» GIVEN TEXT:

================

People will tell you how much you will “Love” The Ultimate Human Race.

But these are all just words.
And words are not experiences.  

Some things have to be experienced to be understood, much like the word “Love”.

Everybody has their own definition of the word “Love”. The dictionary does too.  And yet it is only your experience which makes it real for you.

You will run comrades only when you feel the need to experience something completely out of the ordinary.  

A day will come when regular running is no longer enough.
A day will come when the distance of a half or a full no longer entices you.
A day will come when you ask yourself, “Now what ?”  
A day will come when you want to ask new questions about your old self.
A day will come when you want to discover new spaces within & without.
A day will come when you want to know what you are made of.
A day will come when you want to discover how far you can go.

That is perhaps the day you will sign up for The Ultimate Human Race.
Of course, you may have a completely different reason for running comrades.   Whatever your reasons, just remember that the Ancient Greek aphorism "know thyself" applies to this endeavour as well.
Examine your motives well.  You will answer for them on race day.

Over the last 9 years I’ve had some insights into this race.  But I have come to understand that the advice I’m about to give is pretty common knowledge.
But anyway.  Let me write on.

- Registrations for Comrades opens in September but Comrades Training should ideally start in January.  People sign-up in September and get into complete Comrades training mode right away.   I find this hard to sustain.   I would advise simple base building from Sept to Jan at which point one can start adding more aggressive volume, hills, and speed training.   The peak training months are March and April and a little bit in May.

The key to running multiple Comrades is to not burn out.  One must conserve oneself.

Pacing oneself slowly, if one wishes to last longer, is an idea which can be applied to many other aspects of life as well.  
Pacing is the key to endurance.  Pace yourself!

- The Comrades marathon has a different start point each year.  The start point alternates between Durban and PMB.  One run is called the Up run, the other, the Down Run.  The Up run is traditionally about 2k shorter than the Down run.   The down run is approximately 89km while the Up is approximately 87 km.  (sometimes these distances may change due to some road closures or some other issues but they are in the ball-park).

================

» BRIEF A:
Can you restate the Comrades text word for word, from "A day will come when you want to ask" up to and including "on race day."?
» BRIEF B:
Which calendar months does the Comrades text name?
» BRIEF C:
Do these statements agree with the Comrades text? (i) The Down run is about 89 km. (ii) Registrations for Comrades open in January. (iii) The race starts from the same point every year.

» AVAILABLE DATA:
================

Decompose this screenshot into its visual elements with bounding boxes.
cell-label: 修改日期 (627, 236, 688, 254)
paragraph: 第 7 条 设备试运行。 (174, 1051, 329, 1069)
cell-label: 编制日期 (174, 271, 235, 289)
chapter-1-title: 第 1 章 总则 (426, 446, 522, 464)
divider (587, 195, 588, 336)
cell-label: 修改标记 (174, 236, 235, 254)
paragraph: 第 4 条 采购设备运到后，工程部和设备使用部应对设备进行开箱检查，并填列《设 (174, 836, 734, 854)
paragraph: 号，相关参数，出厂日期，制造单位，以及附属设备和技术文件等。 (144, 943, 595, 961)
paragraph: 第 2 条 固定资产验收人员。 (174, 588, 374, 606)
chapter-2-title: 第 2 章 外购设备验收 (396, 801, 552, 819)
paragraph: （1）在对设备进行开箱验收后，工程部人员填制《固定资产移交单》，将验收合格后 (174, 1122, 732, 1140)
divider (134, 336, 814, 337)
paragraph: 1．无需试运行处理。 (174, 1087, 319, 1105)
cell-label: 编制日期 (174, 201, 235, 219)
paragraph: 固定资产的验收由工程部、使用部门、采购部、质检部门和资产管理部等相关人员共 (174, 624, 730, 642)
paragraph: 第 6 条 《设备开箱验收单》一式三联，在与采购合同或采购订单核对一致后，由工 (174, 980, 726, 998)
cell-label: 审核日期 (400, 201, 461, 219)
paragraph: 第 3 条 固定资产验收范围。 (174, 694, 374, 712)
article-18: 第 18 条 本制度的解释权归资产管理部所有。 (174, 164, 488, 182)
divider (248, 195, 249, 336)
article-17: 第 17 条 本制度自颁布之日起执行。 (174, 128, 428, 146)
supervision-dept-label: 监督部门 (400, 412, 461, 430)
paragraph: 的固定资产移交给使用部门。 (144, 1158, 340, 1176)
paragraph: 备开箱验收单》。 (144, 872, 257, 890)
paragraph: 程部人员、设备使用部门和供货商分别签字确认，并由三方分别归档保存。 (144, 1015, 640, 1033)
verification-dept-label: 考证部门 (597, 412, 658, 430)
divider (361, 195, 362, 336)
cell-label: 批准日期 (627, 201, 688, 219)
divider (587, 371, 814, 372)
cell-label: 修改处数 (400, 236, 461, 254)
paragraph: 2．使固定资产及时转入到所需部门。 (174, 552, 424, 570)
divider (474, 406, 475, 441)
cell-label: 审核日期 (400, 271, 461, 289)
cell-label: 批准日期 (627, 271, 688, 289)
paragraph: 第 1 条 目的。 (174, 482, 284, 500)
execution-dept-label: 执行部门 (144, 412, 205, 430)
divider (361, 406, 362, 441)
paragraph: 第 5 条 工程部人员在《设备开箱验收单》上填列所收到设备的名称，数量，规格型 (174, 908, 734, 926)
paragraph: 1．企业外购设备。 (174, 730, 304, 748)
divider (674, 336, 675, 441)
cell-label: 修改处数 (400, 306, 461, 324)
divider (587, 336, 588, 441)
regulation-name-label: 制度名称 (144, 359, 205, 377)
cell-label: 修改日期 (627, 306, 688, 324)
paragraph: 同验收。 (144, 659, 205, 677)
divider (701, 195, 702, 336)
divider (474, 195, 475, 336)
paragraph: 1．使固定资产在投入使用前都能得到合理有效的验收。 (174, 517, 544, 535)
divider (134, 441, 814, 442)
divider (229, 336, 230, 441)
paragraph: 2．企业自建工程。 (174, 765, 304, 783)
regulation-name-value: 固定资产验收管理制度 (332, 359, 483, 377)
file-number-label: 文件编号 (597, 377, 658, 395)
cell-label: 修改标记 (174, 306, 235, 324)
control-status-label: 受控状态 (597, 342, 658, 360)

================

» FINAL ANSWER A:
A day will come when you want to ask new questions about your old self.
A day will come when you want to discover new spaces within & without.
A day will come when you want to know what you are made of.
A day will come when you want to discover how far you can go.

That is perhaps the day you will sign up for The Ultimate Human Race.
Of course, you may have a completely different reason for running comrades.   Whatever your reasons, just remember that the Ancient Greek aphorism "know thyself" applies to this endeavour as well.
Examine your motives well.  You will answer for them on race day.

» FINAL ANSWER B:
September, January, March, April, May

» FINAL ANSWER C:
(i) Yes: "The down run is approximately 89km"
(ii) No: "Registrations for Comrades opens in September"
(iii) No: "The Comrades marathon has a different start point each year."